STATED EXERCISE =>
In the listing below, locate the lines that hold the string "downtime". Copy those lines.

AVAILABLE RECORDS =>
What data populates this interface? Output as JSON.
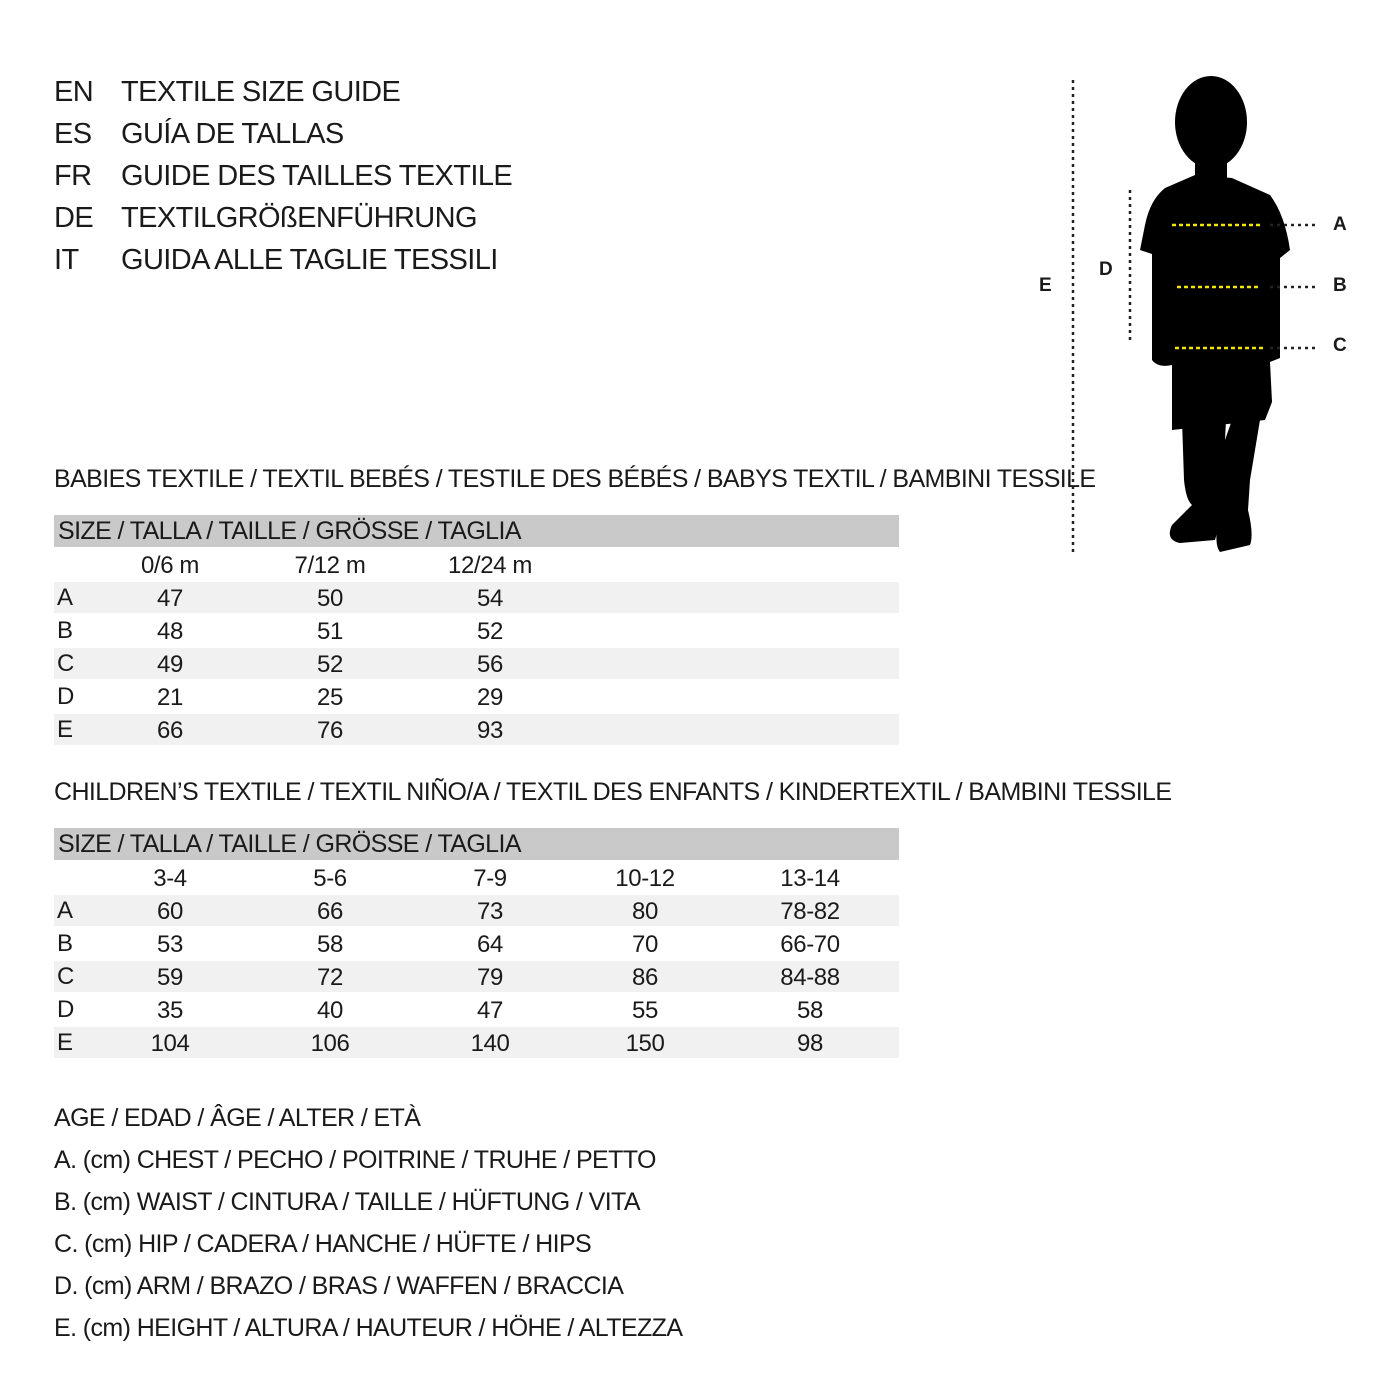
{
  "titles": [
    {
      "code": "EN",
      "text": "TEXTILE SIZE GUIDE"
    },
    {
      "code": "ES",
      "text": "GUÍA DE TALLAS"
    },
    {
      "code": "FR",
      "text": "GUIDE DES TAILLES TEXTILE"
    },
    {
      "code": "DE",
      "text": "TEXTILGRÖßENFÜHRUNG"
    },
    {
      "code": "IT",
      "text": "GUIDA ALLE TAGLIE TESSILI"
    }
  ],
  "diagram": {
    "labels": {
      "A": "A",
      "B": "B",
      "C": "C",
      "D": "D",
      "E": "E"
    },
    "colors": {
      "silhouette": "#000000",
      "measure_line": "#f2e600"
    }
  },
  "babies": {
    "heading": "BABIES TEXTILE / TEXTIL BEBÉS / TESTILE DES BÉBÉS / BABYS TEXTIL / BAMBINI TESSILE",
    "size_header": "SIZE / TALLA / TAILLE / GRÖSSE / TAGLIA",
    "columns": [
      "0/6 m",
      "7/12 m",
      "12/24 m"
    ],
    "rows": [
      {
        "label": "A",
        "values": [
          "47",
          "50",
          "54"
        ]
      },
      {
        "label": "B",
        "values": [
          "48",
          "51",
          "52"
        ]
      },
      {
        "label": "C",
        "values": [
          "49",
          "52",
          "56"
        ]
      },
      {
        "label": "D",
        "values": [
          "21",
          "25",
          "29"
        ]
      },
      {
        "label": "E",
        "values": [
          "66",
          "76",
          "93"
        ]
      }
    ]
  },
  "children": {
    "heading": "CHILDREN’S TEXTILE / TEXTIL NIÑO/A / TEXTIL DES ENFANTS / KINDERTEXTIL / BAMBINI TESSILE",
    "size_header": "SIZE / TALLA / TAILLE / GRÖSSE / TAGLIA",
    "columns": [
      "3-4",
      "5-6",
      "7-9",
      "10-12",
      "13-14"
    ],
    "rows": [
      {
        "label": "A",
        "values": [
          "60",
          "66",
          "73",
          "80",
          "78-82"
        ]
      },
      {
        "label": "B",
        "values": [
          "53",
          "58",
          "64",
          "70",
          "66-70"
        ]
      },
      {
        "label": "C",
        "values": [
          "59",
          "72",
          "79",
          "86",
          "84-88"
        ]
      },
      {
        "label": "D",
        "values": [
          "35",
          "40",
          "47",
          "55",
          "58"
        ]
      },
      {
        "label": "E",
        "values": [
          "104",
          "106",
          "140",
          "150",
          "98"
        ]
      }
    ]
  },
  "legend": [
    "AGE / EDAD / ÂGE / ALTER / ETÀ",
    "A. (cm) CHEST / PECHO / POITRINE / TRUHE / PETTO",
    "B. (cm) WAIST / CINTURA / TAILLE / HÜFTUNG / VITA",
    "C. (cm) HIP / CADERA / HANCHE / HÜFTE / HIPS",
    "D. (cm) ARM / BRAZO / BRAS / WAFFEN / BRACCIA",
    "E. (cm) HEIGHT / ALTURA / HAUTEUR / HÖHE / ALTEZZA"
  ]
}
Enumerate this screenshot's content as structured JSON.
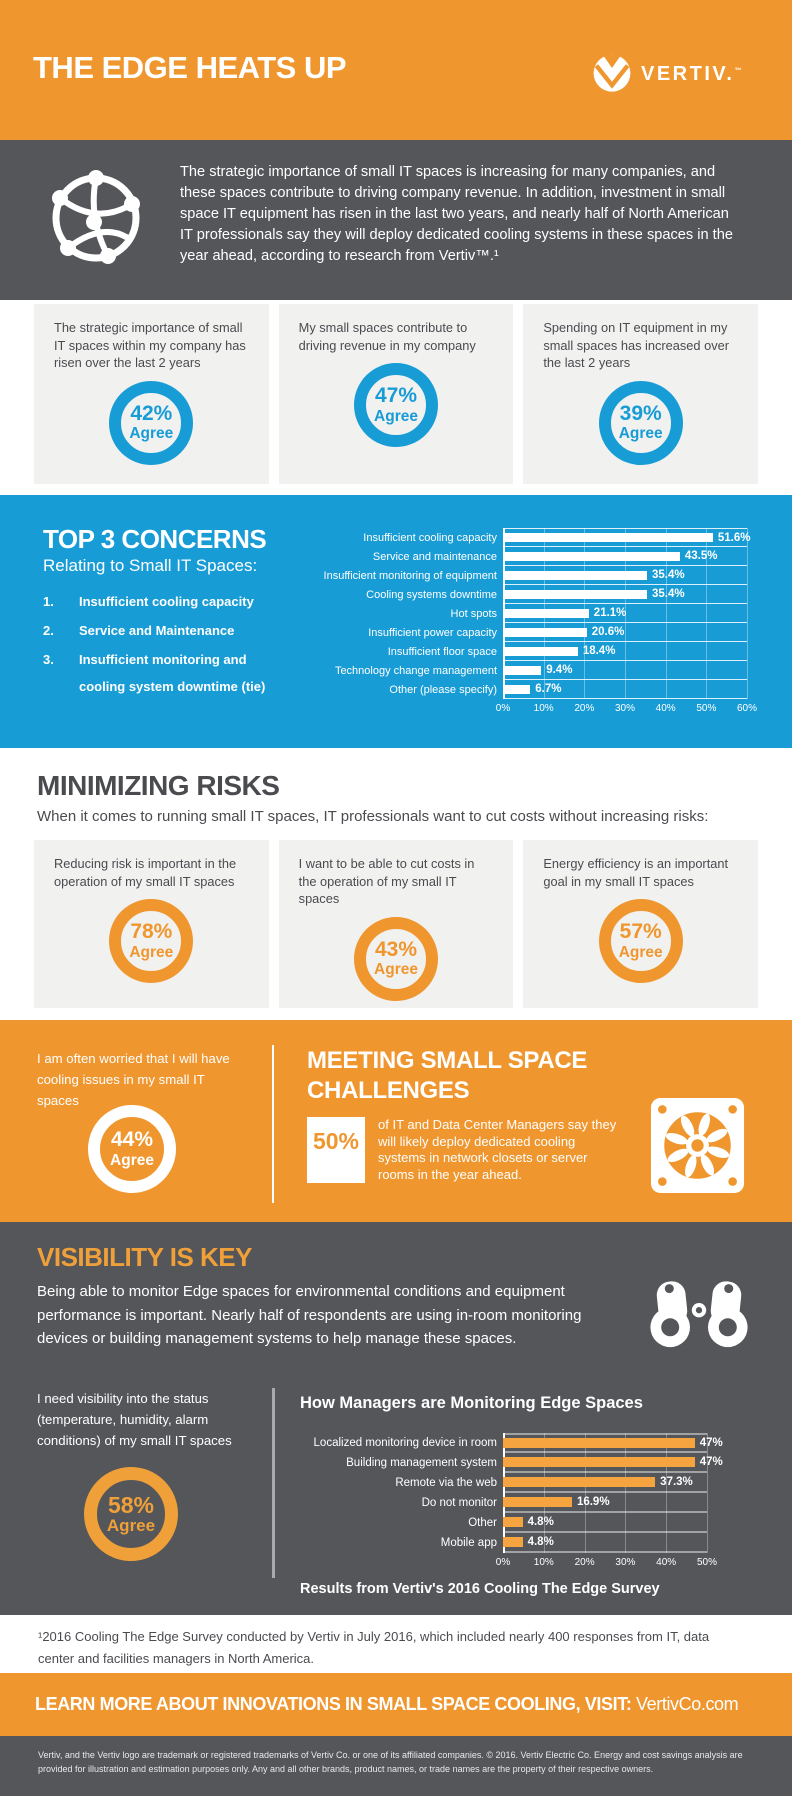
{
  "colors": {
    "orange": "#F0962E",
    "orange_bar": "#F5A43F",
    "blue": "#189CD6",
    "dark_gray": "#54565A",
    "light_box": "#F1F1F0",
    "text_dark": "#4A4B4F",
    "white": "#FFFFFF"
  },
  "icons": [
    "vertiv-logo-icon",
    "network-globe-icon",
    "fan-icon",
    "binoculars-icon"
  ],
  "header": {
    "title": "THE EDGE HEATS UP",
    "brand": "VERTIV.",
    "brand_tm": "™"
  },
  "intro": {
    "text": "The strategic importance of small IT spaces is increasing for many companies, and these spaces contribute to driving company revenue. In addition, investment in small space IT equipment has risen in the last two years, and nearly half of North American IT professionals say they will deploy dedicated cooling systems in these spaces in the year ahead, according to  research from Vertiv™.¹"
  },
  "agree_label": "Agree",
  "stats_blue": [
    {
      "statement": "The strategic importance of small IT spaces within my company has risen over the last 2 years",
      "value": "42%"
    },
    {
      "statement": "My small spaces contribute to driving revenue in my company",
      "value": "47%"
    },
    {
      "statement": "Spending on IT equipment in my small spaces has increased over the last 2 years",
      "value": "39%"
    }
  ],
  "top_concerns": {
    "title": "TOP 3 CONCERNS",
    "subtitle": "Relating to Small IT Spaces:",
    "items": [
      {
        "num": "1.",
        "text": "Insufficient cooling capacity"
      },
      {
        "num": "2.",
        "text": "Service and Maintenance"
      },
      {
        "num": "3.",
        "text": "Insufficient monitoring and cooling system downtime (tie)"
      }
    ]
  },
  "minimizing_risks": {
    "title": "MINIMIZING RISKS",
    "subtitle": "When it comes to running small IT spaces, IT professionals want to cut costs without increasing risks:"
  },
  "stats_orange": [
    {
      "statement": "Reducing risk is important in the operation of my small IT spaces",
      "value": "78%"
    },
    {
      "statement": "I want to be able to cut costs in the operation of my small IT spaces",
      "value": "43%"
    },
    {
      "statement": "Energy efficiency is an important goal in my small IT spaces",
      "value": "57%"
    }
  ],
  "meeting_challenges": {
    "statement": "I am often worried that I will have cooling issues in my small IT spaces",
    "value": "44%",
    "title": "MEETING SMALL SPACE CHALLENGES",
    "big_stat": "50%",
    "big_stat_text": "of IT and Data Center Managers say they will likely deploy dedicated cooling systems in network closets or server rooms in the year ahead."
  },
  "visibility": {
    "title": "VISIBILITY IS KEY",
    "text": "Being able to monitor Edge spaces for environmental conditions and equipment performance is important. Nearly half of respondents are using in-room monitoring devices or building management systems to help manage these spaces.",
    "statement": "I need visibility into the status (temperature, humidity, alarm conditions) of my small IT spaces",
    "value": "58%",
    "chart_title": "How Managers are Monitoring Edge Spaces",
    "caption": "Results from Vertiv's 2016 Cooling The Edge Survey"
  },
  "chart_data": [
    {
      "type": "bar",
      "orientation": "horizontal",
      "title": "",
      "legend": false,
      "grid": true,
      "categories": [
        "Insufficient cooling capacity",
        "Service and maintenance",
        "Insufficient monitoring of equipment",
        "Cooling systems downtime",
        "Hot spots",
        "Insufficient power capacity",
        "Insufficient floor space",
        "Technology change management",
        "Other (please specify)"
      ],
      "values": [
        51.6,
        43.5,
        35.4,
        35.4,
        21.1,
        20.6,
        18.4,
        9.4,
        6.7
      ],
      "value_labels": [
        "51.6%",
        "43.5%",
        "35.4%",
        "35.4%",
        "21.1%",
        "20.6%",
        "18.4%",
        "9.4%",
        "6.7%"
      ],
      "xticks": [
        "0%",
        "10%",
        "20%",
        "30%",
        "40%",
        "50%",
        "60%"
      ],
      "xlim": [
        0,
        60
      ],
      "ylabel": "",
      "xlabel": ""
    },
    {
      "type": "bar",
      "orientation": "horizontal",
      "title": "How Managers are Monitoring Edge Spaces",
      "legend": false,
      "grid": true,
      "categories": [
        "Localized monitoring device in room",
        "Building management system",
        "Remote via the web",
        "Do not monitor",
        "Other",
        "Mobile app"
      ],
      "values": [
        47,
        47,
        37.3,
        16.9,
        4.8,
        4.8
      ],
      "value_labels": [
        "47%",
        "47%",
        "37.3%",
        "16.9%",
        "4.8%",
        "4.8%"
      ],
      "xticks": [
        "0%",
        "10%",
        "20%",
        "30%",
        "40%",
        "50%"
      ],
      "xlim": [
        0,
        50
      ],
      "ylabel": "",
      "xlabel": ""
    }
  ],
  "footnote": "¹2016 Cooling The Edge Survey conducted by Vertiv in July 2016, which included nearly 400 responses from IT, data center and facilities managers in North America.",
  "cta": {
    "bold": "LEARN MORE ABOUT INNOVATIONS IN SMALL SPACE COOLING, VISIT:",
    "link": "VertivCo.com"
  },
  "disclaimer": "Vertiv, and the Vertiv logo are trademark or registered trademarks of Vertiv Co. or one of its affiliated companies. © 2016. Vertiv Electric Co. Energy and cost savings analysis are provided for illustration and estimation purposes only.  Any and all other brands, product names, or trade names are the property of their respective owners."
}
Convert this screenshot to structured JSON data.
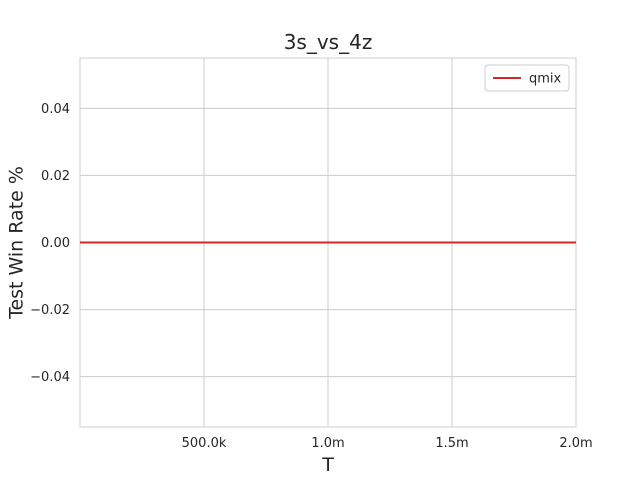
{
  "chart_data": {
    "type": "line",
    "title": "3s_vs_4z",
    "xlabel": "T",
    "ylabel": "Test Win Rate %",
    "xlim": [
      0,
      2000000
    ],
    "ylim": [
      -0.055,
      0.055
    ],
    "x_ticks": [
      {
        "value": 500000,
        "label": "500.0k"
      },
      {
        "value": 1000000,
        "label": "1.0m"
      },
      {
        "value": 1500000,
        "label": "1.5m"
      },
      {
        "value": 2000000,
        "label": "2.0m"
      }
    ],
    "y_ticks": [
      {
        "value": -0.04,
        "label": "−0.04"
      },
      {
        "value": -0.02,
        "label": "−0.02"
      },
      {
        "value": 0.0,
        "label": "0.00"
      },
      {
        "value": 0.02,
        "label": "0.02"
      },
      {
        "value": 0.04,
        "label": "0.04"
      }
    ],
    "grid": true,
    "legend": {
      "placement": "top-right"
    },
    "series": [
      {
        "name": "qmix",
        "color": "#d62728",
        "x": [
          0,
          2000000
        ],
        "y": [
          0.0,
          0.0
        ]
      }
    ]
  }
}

ANSWER TO THE TASK =>
        "text": "Insufficient monitoring and cooling system downtime (tie)"
        "Cooling systems downtime",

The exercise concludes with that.